### GIVEN PROBLEM
From the records below, give the number of lines that contain the string "JSON", without any other text.

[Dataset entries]
* Start *
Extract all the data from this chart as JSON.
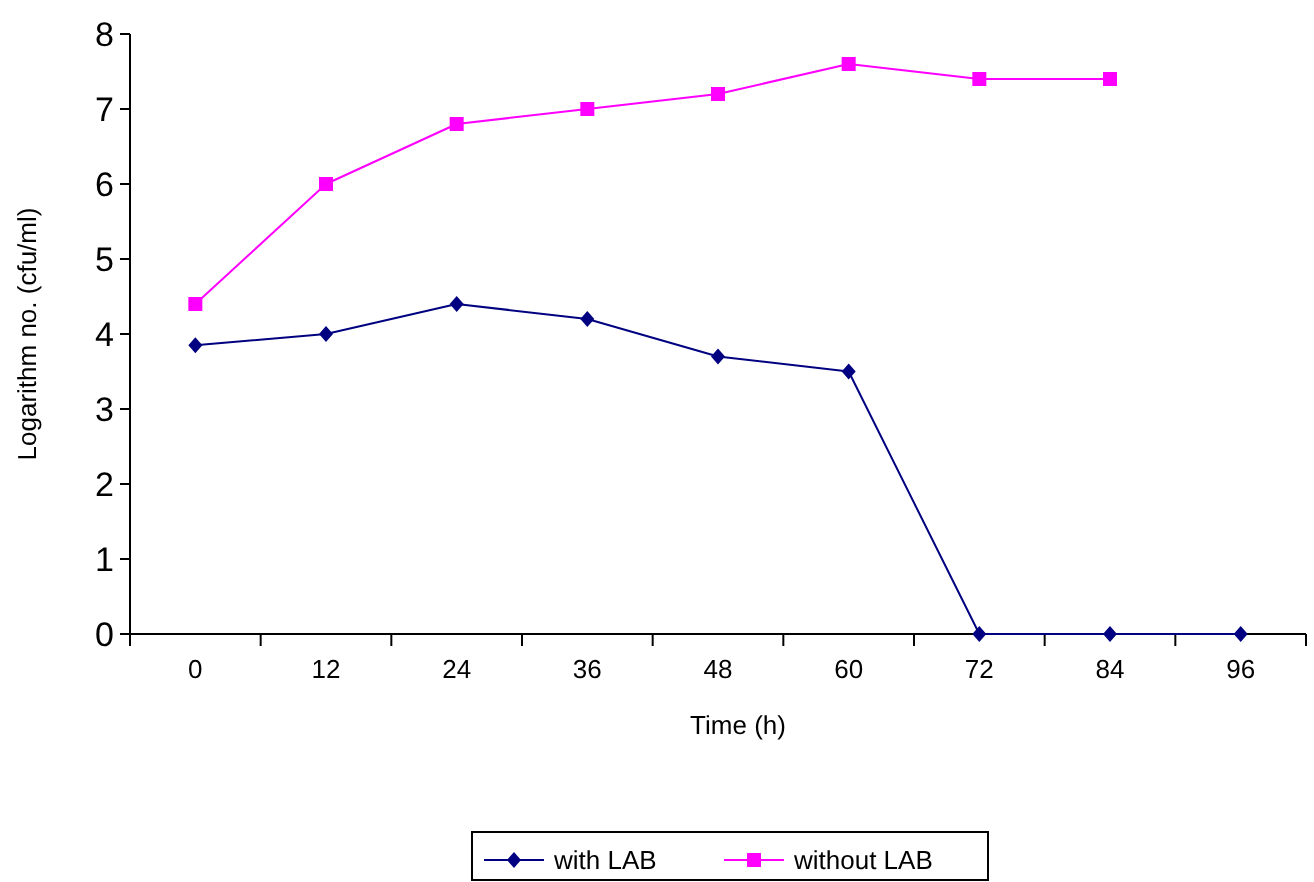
{
  "chart_data": {
    "type": "line",
    "xlabel": "Time (h)",
    "ylabel": "Logarithm no. (cfu/ml)",
    "categories": [
      "0",
      "12",
      "24",
      "36",
      "48",
      "60",
      "72",
      "84",
      "96"
    ],
    "ylim": [
      0,
      8
    ],
    "yticks": [
      0,
      1,
      2,
      3,
      4,
      5,
      6,
      7,
      8
    ],
    "grid": false,
    "legend": "bottom",
    "series": [
      {
        "name": "with LAB",
        "color": "#000080",
        "marker": "diamond",
        "values": [
          3.85,
          4.0,
          4.4,
          4.2,
          3.7,
          3.5,
          0,
          0,
          0
        ]
      },
      {
        "name": "without LAB",
        "color": "#ff00ff",
        "marker": "square",
        "values": [
          4.4,
          6.0,
          6.8,
          7.0,
          7.2,
          7.6,
          7.4,
          7.4,
          null
        ]
      }
    ]
  }
}
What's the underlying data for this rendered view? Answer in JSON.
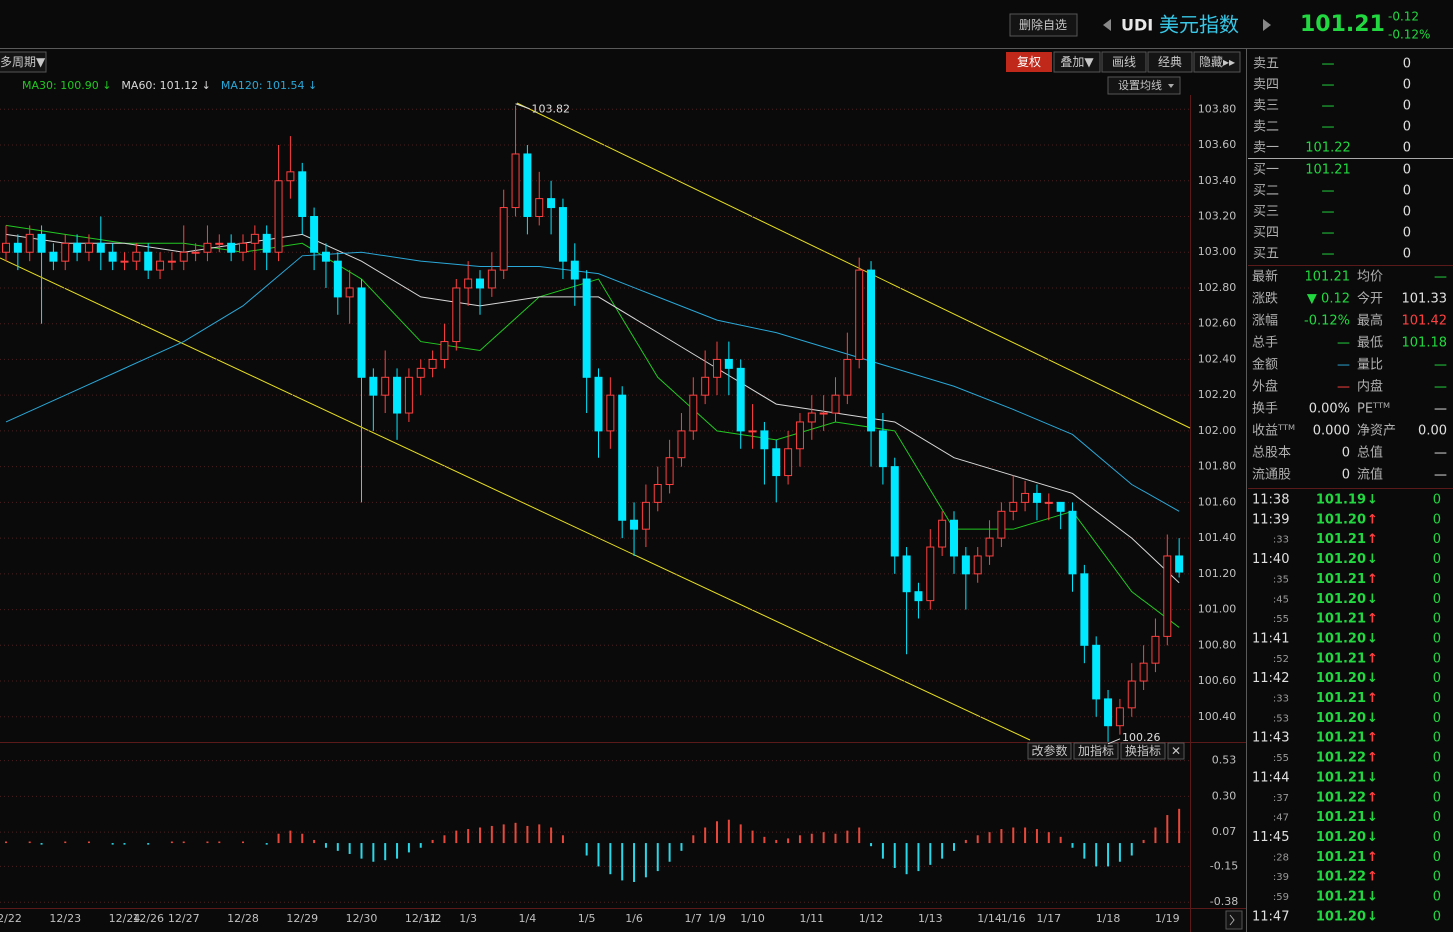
* End *
### EXPECTED ANSWER
2